Present the lines below as a Markdown table with a column n for the row number and a column Line for the line itself, covering all of them and leaving out any blank lines.

__________

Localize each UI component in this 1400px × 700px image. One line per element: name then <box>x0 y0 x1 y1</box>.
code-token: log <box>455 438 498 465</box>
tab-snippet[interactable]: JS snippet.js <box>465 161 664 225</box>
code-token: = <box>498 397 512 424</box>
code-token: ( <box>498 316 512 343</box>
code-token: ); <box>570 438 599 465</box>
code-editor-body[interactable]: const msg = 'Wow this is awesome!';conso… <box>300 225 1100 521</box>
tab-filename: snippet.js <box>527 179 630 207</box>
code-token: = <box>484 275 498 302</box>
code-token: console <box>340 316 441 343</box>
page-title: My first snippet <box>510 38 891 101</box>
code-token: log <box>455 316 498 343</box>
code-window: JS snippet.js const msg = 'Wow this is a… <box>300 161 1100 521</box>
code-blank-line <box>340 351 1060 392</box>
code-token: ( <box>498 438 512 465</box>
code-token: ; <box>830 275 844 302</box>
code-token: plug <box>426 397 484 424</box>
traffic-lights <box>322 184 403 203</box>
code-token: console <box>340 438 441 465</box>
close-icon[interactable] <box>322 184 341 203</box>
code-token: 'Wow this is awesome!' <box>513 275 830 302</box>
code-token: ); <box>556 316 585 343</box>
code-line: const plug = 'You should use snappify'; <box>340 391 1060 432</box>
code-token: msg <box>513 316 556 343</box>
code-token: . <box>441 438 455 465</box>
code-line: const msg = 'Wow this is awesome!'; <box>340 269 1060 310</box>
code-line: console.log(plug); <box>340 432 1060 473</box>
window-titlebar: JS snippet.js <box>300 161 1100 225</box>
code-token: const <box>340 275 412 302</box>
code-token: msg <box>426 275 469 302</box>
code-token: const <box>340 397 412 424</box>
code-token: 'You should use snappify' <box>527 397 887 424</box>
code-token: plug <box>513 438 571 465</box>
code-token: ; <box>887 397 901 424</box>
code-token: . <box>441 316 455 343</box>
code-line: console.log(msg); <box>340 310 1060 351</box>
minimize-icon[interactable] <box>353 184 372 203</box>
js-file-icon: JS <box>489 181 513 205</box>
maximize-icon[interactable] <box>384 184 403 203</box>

__________

**EXERCISE RESULT:**
| n | Line |
|---|---|
| 1 | Localize each UI component in this 1400px × 700px image. One line per element: name then <box>x0 y0 x1 y1</box>. |
| 2 | code-token: log <box>455 438 498 465</box> |
| 3 | tab-snippet[interactable]: JS snippet.js <box>465 161 664 225</box> |
| 4 | code-token: = <box>498 397 512 424</box> |
| 5 | code-token: ( <box>498 316 512 343</box> |
| 6 | code-token: ); <box>570 438 599 465</box> |
| 7 | code-editor-body[interactable]: const msg = 'Wow this is awesome!';conso… <box>300 225 1100 521</box> |
| 8 | tab-filename: snippet.js <box>527 179 630 207</box> |
| 9 | code-token: = <box>484 275 498 302</box> |
| 10 | code-token: console <box>340 316 441 343</box> |
| 11 | page-title: My first snippet <box>510 38 891 101</box> |
| 12 | code-token: log <box>455 316 498 343</box> |
| 13 | code-window: JS snippet.js const msg = 'Wow this is a… <box>300 161 1100 521</box> |
| 14 | code-blank-line <box>340 351 1060 392</box> |
| 15 | code-token: ( <box>498 438 512 465</box> |
| 16 | code-token: ; <box>830 275 844 302</box> |
| 17 | code-token: plug <box>426 397 484 424</box> |
| 18 | traffic-lights <box>322 184 403 203</box> |
| 19 | code-token: console <box>340 438 441 465</box> |
| 20 | close-icon[interactable] <box>322 184 341 203</box> |
| 21 | code-token: 'Wow this is awesome!' <box>513 275 830 302</box> |
| 22 | code-token: ); <box>556 316 585 343</box> |
| 23 | code-line: const plug = 'You should use snappify'; <box>340 391 1060 432</box> |
| 24 | code-token: msg <box>513 316 556 343</box> |
| 25 | code-token: . <box>441 438 455 465</box> |
| 26 | code-line: const msg = 'Wow this is awesome!'; <box>340 269 1060 310</box> |
| 27 | code-line: console.log(plug); <box>340 432 1060 473</box> |
| 28 | window-titlebar: JS snippet.js <box>300 161 1100 225</box> |
| 29 | code-token: const <box>340 275 412 302</box> |
| 30 | code-token: msg <box>426 275 469 302</box> |
| 31 | code-token: const <box>340 397 412 424</box> |
| 32 | code-token: 'You should use snappify' <box>527 397 887 424</box> |
| 33 | code-token: plug <box>513 438 571 465</box> |
| 34 | code-token: ; <box>887 397 901 424</box> |
| 35 | code-token: . <box>441 316 455 343</box> |
| 36 | code-line: console.log(msg); <box>340 310 1060 351</box> |
| 37 | minimize-icon[interactable] <box>353 184 372 203</box> |
| 38 | js-file-icon: JS <box>489 181 513 205</box> |
| 39 | maximize-icon[interactable] <box>384 184 403 203</box> |